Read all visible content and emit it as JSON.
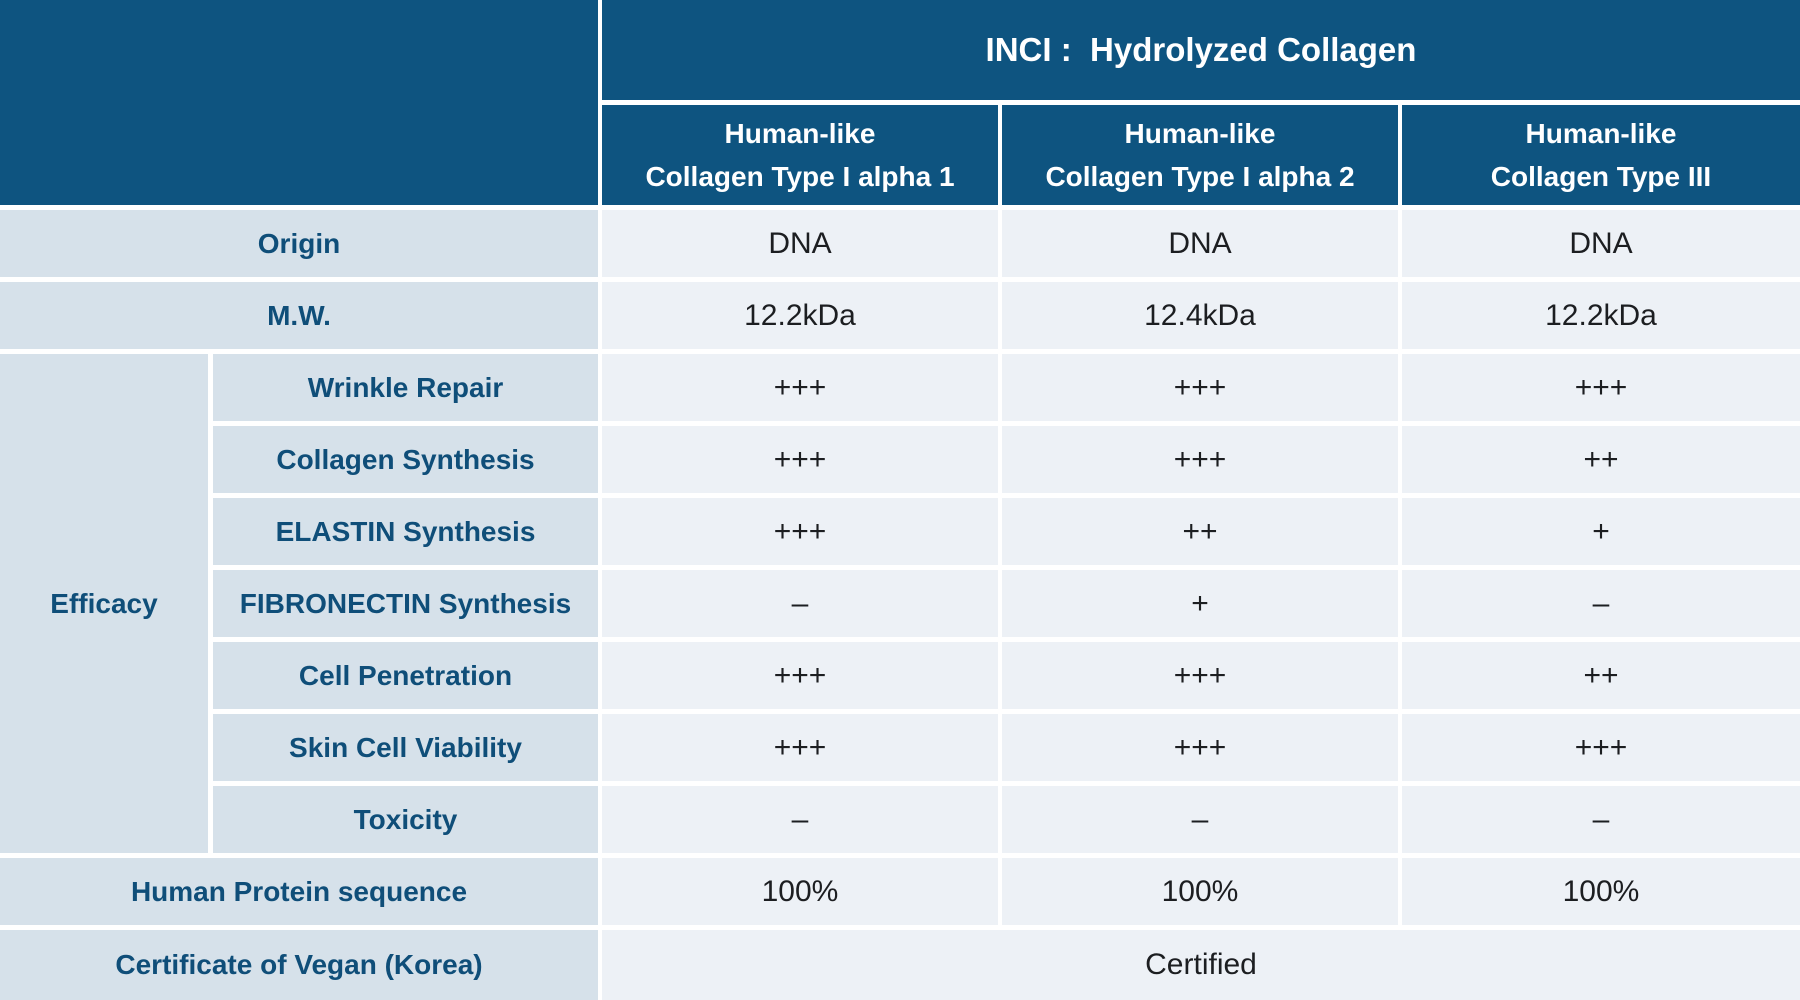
{
  "header": {
    "inci_title": "INCI :  Hydrolyzed Collagen"
  },
  "columns": [
    {
      "line1": "Human-like",
      "line2": "Collagen Type I alpha 1"
    },
    {
      "line1": "Human-like",
      "line2": "Collagen Type I alpha 2"
    },
    {
      "line1": "Human-like",
      "line2": "Collagen Type III"
    }
  ],
  "rows": {
    "origin": {
      "label": "Origin",
      "values": [
        "DNA",
        "DNA",
        "DNA"
      ]
    },
    "mw": {
      "label": "M.W.",
      "values": [
        "12.2kDa",
        "12.4kDa",
        "12.2kDa"
      ]
    },
    "efficacy": {
      "group_label": "Efficacy",
      "items": [
        {
          "label": "Wrinkle Repair",
          "values": [
            "+++",
            "+++",
            "+++"
          ]
        },
        {
          "label": "Collagen Synthesis",
          "values": [
            "+++",
            "+++",
            "++"
          ]
        },
        {
          "label": "ELASTIN Synthesis",
          "values": [
            "+++",
            "++",
            "+"
          ]
        },
        {
          "label": "FIBRONECTIN Synthesis",
          "values": [
            "–",
            "+",
            "–"
          ]
        },
        {
          "label": "Cell Penetration",
          "values": [
            "+++",
            "+++",
            "++"
          ]
        },
        {
          "label": "Skin Cell Viability",
          "values": [
            "+++",
            "+++",
            "+++"
          ]
        },
        {
          "label": "Toxicity",
          "values": [
            "–",
            "–",
            "–"
          ]
        }
      ]
    },
    "human_protein_sequence": {
      "label": "Human Protein sequence",
      "values": [
        "100%",
        "100%",
        "100%"
      ]
    },
    "vegan_certificate": {
      "label": "Certificate of Vegan (Korea)",
      "value": "Certified"
    }
  },
  "colors": {
    "header_bg": "#0e5480",
    "label_cell_bg": "#d6e1ea",
    "value_cell_bg": "#edf1f6",
    "header_text": "#ffffff",
    "label_text": "#0f4e79",
    "value_text": "#1c1e21",
    "divider": "#ffffff"
  },
  "chart_data": {
    "type": "table",
    "title": "INCI :  Hydrolyzed Collagen",
    "columns": [
      "Human-like Collagen Type I alpha 1",
      "Human-like Collagen Type I alpha 2",
      "Human-like Collagen Type III"
    ],
    "rows": [
      {
        "group": "",
        "label": "Origin",
        "values": [
          "DNA",
          "DNA",
          "DNA"
        ]
      },
      {
        "group": "",
        "label": "M.W.",
        "values": [
          "12.2kDa",
          "12.4kDa",
          "12.2kDa"
        ]
      },
      {
        "group": "Efficacy",
        "label": "Wrinkle Repair",
        "values": [
          "+++",
          "+++",
          "+++"
        ]
      },
      {
        "group": "Efficacy",
        "label": "Collagen Synthesis",
        "values": [
          "+++",
          "+++",
          "++"
        ]
      },
      {
        "group": "Efficacy",
        "label": "ELASTIN Synthesis",
        "values": [
          "+++",
          "++",
          "+"
        ]
      },
      {
        "group": "Efficacy",
        "label": "FIBRONECTIN Synthesis",
        "values": [
          "–",
          "+",
          "–"
        ]
      },
      {
        "group": "Efficacy",
        "label": "Cell Penetration",
        "values": [
          "+++",
          "+++",
          "++"
        ]
      },
      {
        "group": "Efficacy",
        "label": "Skin Cell Viability",
        "values": [
          "+++",
          "+++",
          "+++"
        ]
      },
      {
        "group": "Efficacy",
        "label": "Toxicity",
        "values": [
          "–",
          "–",
          "–"
        ]
      },
      {
        "group": "",
        "label": "Human Protein sequence",
        "values": [
          "100%",
          "100%",
          "100%"
        ]
      },
      {
        "group": "",
        "label": "Certificate of Vegan (Korea)",
        "values": [
          "Certified",
          "Certified",
          "Certified"
        ],
        "merged": true
      }
    ]
  }
}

▶ Task
Every line above that includes the word "ELASTIN" should be listed.

▶ Response for this exercise
          "label": "ELASTIN Synthesis",
        "label": "ELASTIN Synthesis",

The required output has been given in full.